_Objective_. Can you restate the records below word for word?

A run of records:
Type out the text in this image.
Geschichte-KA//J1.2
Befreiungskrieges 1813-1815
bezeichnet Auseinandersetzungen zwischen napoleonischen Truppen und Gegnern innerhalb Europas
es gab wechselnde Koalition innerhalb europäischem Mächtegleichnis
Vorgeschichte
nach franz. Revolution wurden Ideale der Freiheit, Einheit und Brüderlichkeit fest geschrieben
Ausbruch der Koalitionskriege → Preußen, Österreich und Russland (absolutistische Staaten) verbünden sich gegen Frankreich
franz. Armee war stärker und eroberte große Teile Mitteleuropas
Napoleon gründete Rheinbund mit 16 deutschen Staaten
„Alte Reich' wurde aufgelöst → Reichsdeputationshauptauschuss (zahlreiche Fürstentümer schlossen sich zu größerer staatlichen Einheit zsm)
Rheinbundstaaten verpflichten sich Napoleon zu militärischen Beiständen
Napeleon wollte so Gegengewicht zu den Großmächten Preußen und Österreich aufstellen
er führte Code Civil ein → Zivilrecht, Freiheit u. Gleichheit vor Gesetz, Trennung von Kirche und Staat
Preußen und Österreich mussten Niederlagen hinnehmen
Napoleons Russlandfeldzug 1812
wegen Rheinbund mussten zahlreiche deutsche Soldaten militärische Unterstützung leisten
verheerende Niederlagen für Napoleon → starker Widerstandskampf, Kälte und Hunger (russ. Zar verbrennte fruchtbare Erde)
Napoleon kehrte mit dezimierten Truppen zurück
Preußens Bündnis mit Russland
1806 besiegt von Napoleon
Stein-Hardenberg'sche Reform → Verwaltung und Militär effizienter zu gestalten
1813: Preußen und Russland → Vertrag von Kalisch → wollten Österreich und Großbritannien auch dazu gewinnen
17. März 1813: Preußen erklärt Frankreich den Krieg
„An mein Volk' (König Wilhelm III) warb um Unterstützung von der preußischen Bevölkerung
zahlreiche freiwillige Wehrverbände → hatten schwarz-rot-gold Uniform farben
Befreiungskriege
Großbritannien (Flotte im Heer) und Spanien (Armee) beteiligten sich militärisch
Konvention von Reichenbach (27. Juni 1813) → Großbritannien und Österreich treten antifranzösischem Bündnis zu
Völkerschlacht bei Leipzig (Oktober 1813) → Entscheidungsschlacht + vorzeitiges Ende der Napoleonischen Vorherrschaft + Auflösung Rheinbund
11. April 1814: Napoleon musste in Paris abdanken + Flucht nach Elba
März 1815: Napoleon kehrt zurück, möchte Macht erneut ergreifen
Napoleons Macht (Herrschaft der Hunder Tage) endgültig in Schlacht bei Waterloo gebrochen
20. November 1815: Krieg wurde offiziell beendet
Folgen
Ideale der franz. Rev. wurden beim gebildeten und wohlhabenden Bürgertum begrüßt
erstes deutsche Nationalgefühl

_Response_.
Type out the text in this image.
Geschichte-KA//J1.2
Befreiungskrieges 1813-1815
bezeichnet Auseinandersetzungen zwischen napoleonischen Truppen und Gegnern innerhalb Europas
es gab wechselnde Koalition innerhalb europäischem Mächtegleichnis
Vorgeschichte
nach franz. Revolution wurden Ideale der Freiheit, Einheit und Brüderlichkeit fest geschrieben
Ausbruch der Koalitionskriege → Preußen, Österreich und Russland (absolutistische Staaten) verbünden sich gegen Frankreich
franz. Armee war stärker und eroberte große Teile Mitteleuropas
Napoleon gründete Rheinbund mit 16 deutschen Staaten
„Alte Reich' wurde aufgelöst → Reichsdeputationshauptauschuss (zahlreiche Fürstentümer schlossen sich zu größerer staatlichen Einheit zsm)
Rheinbundstaaten verpflichten sich Napoleon zu militärischen Beiständen
Napeleon wollte so Gegengewicht zu den Großmächten Preußen und Österreich aufstellen
er führte Code Civil ein → Zivilrecht, Freiheit u. Gleichheit vor Gesetz, Trennung von Kirche und Staat
Preußen und Österreich mussten Niederlagen hinnehmen
Napoleons Russlandfeldzug 1812
wegen Rheinbund mussten zahlreiche deutsche Soldaten militärische Unterstützung leisten
verheerende Niederlagen für Napoleon → starker Widerstandskampf, Kälte und Hunger (russ. Zar verbrennte fruchtbare Erde)
Napoleon kehrte mit dezimierten Truppen zurück
Preußens Bündnis mit Russland
1806 besiegt von Napoleon
Stein-Hardenberg'sche Reform → Verwaltung und Militär effizienter zu gestalten
1813: Preußen und Russland → Vertrag von Kalisch → wollten Österreich und Großbritannien auch dazu gewinnen
17. März 1813: Preußen erklärt Frankreich den Krieg
„An mein Volk' (König Wilhelm III) warb um Unterstützung von der preußischen Bevölkerung
zahlreiche freiwillige Wehrverbände → hatten schwarz-rot-gold Uniform farben
Befreiungskriege
Großbritannien (Flotte im Heer) und Spanien (Armee) beteiligten sich militärisch
Konvention von Reichenbach (27. Juni 1813) → Großbritannien und Österreich treten antifranzösischem Bündnis zu
Völkerschlacht bei Leipzig (Oktober 1813) → Entscheidungsschlacht + vorzeitiges Ende der Napoleonischen Vorherrschaft + Auflösung Rheinbund
11. April 1814: Napoleon musste in Paris abdanken + Flucht nach Elba
März 1815: Napoleon kehrt zurück, möchte Macht erneut ergreifen
Napoleons Macht (Herrschaft der Hunder Tage) endgültig in Schlacht bei Waterloo gebrochen
20. November 1815: Krieg wurde offiziell beendet
Folgen
Ideale der franz. Rev. wurden beim gebildeten und wohlhabenden Bürgertum begrüßt
erstes deutsche Nationalgefühl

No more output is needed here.